**DIRECTIONS**
Emit a verbatim copy of the lines running from the line with "What text is on this page?" through the end of the material below.

**INPUT MATERIAL**
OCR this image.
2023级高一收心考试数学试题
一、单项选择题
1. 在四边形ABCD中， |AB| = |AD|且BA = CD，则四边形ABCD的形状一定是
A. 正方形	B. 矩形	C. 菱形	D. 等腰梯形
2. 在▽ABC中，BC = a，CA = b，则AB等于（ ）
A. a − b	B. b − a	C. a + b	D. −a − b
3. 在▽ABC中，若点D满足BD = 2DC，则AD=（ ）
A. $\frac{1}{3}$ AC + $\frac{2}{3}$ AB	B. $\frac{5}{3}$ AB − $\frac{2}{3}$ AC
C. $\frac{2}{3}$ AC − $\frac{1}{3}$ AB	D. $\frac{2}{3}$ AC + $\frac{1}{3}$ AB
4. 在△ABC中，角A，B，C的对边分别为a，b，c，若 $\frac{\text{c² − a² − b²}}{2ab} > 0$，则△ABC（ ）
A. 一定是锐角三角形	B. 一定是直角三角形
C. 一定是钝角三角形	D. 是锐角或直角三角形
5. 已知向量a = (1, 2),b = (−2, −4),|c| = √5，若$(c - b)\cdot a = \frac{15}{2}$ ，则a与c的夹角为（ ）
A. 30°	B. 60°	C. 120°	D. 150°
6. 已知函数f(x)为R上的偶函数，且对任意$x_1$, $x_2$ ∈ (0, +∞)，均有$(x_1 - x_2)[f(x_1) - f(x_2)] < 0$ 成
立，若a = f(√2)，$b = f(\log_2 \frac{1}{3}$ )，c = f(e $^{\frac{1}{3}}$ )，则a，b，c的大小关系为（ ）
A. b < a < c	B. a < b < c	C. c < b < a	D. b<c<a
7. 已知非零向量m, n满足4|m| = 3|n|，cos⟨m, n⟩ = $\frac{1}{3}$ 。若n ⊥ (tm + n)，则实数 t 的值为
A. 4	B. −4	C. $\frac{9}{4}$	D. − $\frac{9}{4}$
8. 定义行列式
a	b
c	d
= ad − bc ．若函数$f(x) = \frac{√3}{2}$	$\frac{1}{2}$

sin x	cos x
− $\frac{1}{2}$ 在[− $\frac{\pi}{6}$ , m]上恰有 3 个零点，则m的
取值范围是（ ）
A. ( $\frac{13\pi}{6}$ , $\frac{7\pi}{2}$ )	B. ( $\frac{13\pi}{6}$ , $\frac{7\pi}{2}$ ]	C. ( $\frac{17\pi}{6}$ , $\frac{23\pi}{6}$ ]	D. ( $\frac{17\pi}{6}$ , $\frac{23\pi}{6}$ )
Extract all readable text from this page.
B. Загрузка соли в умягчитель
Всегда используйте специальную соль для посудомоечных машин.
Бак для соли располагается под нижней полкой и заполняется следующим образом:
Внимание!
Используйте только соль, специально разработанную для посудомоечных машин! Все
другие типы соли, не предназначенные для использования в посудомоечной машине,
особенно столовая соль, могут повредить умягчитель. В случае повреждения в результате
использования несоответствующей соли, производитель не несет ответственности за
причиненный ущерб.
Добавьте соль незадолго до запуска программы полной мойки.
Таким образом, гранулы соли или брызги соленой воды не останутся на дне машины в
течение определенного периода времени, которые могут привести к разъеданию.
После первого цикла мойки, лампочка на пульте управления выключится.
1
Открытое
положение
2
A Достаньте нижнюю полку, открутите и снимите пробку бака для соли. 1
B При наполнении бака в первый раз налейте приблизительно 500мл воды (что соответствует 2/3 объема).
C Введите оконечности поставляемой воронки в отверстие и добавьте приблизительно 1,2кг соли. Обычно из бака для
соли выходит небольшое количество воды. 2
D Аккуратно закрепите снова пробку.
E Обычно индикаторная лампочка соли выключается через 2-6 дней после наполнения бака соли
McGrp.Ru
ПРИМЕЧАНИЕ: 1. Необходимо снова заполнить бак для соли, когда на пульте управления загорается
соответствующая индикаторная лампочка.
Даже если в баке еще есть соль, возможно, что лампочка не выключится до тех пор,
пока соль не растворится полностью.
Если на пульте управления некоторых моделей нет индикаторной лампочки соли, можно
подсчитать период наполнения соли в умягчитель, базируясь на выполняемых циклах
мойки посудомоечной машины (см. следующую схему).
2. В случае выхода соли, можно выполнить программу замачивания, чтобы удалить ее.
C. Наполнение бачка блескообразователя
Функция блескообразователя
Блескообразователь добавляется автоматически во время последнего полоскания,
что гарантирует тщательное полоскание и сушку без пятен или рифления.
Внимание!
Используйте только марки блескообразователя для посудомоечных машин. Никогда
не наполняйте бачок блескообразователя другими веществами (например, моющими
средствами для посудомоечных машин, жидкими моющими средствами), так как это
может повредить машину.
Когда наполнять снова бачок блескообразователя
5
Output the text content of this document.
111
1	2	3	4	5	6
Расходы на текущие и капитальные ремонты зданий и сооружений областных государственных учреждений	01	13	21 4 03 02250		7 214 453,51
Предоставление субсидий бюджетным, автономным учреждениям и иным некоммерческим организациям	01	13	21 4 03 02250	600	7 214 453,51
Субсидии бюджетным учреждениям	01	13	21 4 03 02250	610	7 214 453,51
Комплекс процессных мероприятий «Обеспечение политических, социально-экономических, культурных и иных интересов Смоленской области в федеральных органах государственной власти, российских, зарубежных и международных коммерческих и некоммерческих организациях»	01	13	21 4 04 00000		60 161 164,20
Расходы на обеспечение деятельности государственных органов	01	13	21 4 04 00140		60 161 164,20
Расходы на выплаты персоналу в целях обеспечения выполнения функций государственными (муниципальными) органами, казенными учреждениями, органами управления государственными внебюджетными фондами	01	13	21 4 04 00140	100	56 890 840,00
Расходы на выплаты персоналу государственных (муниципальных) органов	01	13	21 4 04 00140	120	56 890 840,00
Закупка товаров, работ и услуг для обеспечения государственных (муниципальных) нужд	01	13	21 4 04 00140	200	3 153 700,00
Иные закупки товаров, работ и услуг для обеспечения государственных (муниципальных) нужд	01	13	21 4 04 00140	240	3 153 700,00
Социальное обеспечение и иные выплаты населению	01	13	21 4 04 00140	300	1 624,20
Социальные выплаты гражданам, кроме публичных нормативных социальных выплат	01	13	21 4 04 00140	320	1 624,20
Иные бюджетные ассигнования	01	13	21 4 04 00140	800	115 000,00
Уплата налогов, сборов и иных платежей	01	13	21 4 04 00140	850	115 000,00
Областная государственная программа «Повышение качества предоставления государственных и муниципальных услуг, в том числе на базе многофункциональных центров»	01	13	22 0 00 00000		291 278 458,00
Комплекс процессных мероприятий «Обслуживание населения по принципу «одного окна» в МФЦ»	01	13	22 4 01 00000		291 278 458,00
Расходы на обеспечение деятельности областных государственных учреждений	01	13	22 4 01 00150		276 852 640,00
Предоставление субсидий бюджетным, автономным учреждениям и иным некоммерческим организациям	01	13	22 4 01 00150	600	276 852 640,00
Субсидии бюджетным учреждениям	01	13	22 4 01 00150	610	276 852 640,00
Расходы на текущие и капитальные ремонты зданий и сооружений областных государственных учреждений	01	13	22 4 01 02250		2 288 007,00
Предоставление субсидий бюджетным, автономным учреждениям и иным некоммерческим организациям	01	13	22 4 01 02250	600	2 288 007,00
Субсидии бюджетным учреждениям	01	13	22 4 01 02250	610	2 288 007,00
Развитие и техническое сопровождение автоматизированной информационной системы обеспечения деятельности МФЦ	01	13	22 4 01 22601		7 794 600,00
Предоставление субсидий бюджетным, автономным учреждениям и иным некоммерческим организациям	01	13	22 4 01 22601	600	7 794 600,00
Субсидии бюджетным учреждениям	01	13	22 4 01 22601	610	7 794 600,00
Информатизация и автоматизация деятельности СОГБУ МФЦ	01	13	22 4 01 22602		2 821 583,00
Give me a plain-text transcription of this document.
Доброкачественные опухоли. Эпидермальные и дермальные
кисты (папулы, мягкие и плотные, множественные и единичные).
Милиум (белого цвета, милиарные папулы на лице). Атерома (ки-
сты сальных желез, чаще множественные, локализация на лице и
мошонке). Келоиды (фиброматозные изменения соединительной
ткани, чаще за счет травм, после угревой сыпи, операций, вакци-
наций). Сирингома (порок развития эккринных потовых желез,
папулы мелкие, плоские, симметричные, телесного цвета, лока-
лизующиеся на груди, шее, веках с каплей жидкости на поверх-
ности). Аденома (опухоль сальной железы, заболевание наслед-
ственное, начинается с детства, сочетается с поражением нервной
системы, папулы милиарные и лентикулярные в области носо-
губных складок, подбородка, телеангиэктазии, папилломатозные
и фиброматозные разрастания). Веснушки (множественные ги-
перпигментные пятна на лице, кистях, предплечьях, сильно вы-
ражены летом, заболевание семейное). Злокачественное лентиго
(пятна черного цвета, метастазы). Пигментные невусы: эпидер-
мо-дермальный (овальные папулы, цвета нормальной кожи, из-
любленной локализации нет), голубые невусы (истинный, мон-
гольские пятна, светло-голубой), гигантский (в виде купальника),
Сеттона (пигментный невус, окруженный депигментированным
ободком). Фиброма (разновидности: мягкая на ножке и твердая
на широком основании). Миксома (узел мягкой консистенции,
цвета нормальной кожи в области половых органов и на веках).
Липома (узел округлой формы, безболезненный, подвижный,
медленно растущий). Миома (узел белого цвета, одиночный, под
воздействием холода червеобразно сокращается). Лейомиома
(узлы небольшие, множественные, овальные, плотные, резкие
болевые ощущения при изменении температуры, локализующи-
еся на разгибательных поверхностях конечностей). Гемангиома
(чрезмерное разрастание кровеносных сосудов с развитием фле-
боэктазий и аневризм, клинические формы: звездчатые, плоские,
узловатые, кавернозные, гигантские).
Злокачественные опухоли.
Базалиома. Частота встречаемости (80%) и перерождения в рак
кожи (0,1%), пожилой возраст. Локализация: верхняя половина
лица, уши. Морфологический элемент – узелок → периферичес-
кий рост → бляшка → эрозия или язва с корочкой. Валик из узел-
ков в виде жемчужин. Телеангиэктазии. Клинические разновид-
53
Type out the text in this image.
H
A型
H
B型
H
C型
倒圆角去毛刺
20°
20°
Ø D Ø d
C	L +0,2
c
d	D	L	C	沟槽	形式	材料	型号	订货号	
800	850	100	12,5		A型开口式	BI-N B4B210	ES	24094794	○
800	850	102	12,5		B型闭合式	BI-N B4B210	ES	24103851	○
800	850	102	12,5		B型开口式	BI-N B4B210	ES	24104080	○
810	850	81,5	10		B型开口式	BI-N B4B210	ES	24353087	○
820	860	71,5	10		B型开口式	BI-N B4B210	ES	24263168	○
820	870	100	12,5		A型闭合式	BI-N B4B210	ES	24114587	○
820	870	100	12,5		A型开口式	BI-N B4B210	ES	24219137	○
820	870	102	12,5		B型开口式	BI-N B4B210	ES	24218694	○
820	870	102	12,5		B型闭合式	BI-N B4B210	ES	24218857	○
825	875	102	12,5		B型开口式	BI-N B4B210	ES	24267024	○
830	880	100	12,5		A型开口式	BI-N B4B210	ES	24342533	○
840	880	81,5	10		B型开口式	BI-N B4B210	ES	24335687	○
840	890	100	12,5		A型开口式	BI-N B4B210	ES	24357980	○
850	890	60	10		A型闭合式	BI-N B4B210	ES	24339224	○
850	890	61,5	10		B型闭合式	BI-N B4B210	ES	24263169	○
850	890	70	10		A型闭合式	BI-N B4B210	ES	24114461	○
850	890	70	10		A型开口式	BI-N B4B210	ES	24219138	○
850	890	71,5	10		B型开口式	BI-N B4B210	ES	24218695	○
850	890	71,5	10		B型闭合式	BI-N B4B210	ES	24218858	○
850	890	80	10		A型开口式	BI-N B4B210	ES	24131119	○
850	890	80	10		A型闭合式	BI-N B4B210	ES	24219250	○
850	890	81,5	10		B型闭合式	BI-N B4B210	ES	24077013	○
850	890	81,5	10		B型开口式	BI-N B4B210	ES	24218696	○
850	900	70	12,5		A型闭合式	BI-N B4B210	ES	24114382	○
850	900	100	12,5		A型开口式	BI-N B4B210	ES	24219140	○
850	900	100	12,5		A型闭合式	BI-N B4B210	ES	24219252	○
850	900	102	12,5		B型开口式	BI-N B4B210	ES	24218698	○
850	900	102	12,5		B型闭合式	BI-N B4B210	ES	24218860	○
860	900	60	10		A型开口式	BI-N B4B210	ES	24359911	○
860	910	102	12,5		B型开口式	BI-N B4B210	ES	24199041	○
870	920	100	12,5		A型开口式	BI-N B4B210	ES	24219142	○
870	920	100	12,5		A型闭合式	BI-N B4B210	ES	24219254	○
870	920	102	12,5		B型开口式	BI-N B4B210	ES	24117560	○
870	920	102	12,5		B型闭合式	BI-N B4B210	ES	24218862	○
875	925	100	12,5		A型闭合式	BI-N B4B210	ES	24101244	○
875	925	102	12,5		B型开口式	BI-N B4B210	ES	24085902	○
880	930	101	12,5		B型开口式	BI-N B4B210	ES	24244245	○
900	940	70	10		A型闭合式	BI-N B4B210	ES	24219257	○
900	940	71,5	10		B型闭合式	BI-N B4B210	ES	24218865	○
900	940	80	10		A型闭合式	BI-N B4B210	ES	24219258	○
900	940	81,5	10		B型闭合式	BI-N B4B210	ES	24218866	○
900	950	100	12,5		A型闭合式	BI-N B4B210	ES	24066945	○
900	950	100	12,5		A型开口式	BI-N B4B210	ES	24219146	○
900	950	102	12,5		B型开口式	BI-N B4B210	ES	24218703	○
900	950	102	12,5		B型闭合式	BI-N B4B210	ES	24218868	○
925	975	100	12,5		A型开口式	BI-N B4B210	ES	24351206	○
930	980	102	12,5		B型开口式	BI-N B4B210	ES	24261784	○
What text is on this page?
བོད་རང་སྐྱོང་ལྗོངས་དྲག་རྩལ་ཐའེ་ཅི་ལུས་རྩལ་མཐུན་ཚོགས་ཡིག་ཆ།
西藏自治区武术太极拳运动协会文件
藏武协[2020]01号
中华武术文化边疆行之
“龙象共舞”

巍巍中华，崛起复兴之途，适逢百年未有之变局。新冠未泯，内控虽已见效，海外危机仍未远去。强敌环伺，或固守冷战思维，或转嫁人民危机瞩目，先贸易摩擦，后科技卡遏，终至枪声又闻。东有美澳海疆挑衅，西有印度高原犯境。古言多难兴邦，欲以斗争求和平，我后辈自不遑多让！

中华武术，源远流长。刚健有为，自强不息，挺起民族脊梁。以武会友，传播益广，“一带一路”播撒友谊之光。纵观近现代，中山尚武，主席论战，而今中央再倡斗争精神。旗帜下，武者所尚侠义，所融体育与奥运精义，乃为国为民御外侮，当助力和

**RESPONSE**
What text is on this page?
བོད་རང་སྐྱོང་ལྗོངས་དྲག་རྩལ་ཐའེ་ཅི་ལུས་རྩལ་མཐུན་ཚོགས་ཡིག་ཆ།
西藏自治区武术太极拳运动协会文件
藏武协[2020]01号
中华武术文化边疆行之
“龙象共舞”

巍巍中华，崛起复兴之途，适逢百年未有之变局。新冠未泯，内控虽已见效，海外危机仍未远去。强敌环伺，或固守冷战思维，或转嫁人民危机瞩目，先贸易摩擦，后科技卡遏，终至枪声又闻。东有美澳海疆挑衅，西有印度高原犯境。古言多难兴邦，欲以斗争求和平，我后辈自不遑多让！

中华武术，源远流长。刚健有为，自强不息，挺起民族脊梁。以武会友，传播益广，“一带一路”播撒友谊之光。纵观近现代，中山尚武，主席论战，而今中央再倡斗争精神。旗帜下，武者所尚侠义，所融体育与奥运精义，乃为国为民御外侮，当助力和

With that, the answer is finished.